● **THE TASK**: Copy out every record below with complete accuracy.

● **GIVEN ENTRIES**:
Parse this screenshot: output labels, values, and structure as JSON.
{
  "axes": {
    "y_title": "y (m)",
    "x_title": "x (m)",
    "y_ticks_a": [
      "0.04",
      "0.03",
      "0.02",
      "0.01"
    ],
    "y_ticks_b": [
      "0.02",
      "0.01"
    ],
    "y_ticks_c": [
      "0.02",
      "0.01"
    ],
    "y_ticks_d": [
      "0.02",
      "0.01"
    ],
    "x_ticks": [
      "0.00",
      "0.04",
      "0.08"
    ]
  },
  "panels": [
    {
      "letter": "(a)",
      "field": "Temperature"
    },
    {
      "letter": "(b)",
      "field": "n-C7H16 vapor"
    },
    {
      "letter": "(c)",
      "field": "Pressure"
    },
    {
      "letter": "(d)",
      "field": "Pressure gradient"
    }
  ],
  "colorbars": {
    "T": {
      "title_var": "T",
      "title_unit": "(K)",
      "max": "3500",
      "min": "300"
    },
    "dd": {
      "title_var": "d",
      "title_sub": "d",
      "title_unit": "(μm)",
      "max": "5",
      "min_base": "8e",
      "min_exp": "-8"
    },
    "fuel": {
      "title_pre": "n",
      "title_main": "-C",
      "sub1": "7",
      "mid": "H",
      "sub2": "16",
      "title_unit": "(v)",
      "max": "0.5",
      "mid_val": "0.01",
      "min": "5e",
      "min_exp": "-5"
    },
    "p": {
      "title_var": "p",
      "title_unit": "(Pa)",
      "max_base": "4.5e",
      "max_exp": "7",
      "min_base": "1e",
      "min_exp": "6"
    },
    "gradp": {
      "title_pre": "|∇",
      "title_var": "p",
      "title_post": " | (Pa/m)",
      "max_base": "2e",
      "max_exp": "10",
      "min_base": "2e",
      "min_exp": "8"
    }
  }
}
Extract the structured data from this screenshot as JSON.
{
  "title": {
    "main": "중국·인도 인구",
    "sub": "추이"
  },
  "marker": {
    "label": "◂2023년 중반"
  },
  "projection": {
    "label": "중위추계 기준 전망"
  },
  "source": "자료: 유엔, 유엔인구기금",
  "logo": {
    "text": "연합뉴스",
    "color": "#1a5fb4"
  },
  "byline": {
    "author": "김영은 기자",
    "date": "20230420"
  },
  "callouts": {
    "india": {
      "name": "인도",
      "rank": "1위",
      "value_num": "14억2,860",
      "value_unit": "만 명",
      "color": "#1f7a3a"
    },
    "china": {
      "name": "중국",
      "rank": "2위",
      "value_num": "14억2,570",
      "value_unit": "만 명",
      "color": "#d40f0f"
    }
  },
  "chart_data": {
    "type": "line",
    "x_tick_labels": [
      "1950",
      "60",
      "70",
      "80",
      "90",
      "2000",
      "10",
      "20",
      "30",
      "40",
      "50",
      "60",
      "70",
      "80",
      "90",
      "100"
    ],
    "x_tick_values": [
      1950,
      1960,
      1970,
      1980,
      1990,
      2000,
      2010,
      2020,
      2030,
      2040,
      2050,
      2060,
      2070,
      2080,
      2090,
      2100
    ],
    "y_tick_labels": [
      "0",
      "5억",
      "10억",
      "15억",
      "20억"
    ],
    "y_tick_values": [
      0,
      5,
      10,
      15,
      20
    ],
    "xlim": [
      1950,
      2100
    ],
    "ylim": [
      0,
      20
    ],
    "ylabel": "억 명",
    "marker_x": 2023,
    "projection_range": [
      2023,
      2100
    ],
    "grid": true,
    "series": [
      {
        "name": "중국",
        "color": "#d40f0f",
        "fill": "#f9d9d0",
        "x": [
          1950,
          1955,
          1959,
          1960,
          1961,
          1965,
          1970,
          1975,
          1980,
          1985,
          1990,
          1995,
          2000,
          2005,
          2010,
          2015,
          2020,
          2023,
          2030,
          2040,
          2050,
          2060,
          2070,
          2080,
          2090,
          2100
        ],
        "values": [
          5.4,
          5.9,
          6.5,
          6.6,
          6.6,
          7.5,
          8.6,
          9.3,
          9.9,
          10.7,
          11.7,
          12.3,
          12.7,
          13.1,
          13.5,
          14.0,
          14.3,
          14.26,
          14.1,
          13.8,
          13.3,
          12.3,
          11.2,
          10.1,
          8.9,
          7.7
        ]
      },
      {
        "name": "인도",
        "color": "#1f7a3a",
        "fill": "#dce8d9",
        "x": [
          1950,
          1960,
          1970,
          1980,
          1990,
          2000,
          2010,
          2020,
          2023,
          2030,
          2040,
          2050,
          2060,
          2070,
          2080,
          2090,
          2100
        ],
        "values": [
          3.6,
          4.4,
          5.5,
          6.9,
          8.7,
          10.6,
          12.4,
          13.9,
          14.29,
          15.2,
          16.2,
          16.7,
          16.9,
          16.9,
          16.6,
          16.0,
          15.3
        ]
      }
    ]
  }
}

● **TASK RESPONSE**:
Parse this screenshot: output labels, values, and structure as JSON.
{
  "axes": {
    "y_title": "y (m)",
    "x_title": "x (m)",
    "y_ticks_a": [
      "0.04",
      "0.03",
      "0.02",
      "0.01"
    ],
    "y_ticks_b": [
      "0.02",
      "0.01"
    ],
    "y_ticks_c": [
      "0.02",
      "0.01"
    ],
    "y_ticks_d": [
      "0.02",
      "0.01"
    ],
    "x_ticks": [
      "0.00",
      "0.04",
      "0.08"
    ]
  },
  "panels": [
    {
      "letter": "(a)",
      "field": "Temperature"
    },
    {
      "letter": "(b)",
      "field": "n-C7H16 vapor"
    },
    {
      "letter": "(c)",
      "field": "Pressure"
    },
    {
      "letter": "(d)",
      "field": "Pressure gradient"
    }
  ],
  "colorbars": {
    "T": {
      "title_var": "T",
      "title_unit": "(K)",
      "max": "3500",
      "min": "300"
    },
    "dd": {
      "title_var": "d",
      "title_sub": "d",
      "title_unit": "(μm)",
      "max": "5",
      "min_base": "8e",
      "min_exp": "-8"
    },
    "fuel": {
      "title_pre": "n",
      "title_main": "-C",
      "sub1": "7",
      "mid": "H",
      "sub2": "16",
      "title_unit": "(v)",
      "max": "0.5",
      "mid_val": "0.01",
      "min": "5e",
      "min_exp": "-5"
    },
    "p": {
      "title_var": "p",
      "title_unit": "(Pa)",
      "max_base": "4.5e",
      "max_exp": "7",
      "min_base": "1e",
      "min_exp": "6"
    },
    "gradp": {
      "title_pre": "|∇",
      "title_var": "p",
      "title_post": " | (Pa/m)",
      "max_base": "2e",
      "max_exp": "10",
      "min_base": "2e",
      "min_exp": "8"
    }
  }
}
Extract the structured data from this screenshot as JSON.
{
  "title": {
    "main": "중국·인도 인구",
    "sub": "추이"
  },
  "marker": {
    "label": "◂2023년 중반"
  },
  "projection": {
    "label": "중위추계 기준 전망"
  },
  "source": "자료: 유엔, 유엔인구기금",
  "logo": {
    "text": "연합뉴스",
    "color": "#1a5fb4"
  },
  "byline": {
    "author": "김영은 기자",
    "date": "20230420"
  },
  "callouts": {
    "india": {
      "name": "인도",
      "rank": "1위",
      "value_num": "14억2,860",
      "value_unit": "만 명",
      "color": "#1f7a3a"
    },
    "china": {
      "name": "중국",
      "rank": "2위",
      "value_num": "14억2,570",
      "value_unit": "만 명",
      "color": "#d40f0f"
    }
  },
  "chart_data": {
    "type": "line",
    "x_tick_labels": [
      "1950",
      "60",
      "70",
      "80",
      "90",
      "2000",
      "10",
      "20",
      "30",
      "40",
      "50",
      "60",
      "70",
      "80",
      "90",
      "100"
    ],
    "x_tick_values": [
      1950,
      1960,
      1970,
      1980,
      1990,
      2000,
      2010,
      2020,
      2030,
      2040,
      2050,
      2060,
      2070,
      2080,
      2090,
      2100
    ],
    "y_tick_labels": [
      "0",
      "5억",
      "10억",
      "15억",
      "20억"
    ],
    "y_tick_values": [
      0,
      5,
      10,
      15,
      20
    ],
    "xlim": [
      1950,
      2100
    ],
    "ylim": [
      0,
      20
    ],
    "ylabel": "억 명",
    "marker_x": 2023,
    "projection_range": [
      2023,
      2100
    ],
    "grid": true,
    "series": [
      {
        "name": "중국",
        "color": "#d40f0f",
        "fill": "#f9d9d0",
        "x": [
          1950,
          1955,
          1959,
          1960,
          1961,
          1965,
          1970,
          1975,
          1980,
          1985,
          1990,
          1995,
          2000,
          2005,
          2010,
          2015,
          2020,
          2023,
          2030,
          2040,
          2050,
          2060,
          2070,
          2080,
          2090,
          2100
        ],
        "values": [
          5.4,
          5.9,
          6.5,
          6.6,
          6.6,
          7.5,
          8.6,
          9.3,
          9.9,
          10.7,
          11.7,
          12.3,
          12.7,
          13.1,
          13.5,
          14.0,
          14.3,
          14.26,
          14.1,
          13.8,
          13.3,
          12.3,
          11.2,
          10.1,
          8.9,
          7.7
        ]
      },
      {
        "name": "인도",
        "color": "#1f7a3a",
        "fill": "#dce8d9",
        "x": [
          1950,
          1960,
          1970,
          1980,
          1990,
          2000,
          2010,
          2020,
          2023,
          2030,
          2040,
          2050,
          2060,
          2070,
          2080,
          2090,
          2100
        ],
        "values": [
          3.6,
          4.4,
          5.5,
          6.9,
          8.7,
          10.6,
          12.4,
          13.9,
          14.29,
          15.2,
          16.2,
          16.7,
          16.9,
          16.9,
          16.6,
          16.0,
          15.3
        ]
      }
    ]
  }
}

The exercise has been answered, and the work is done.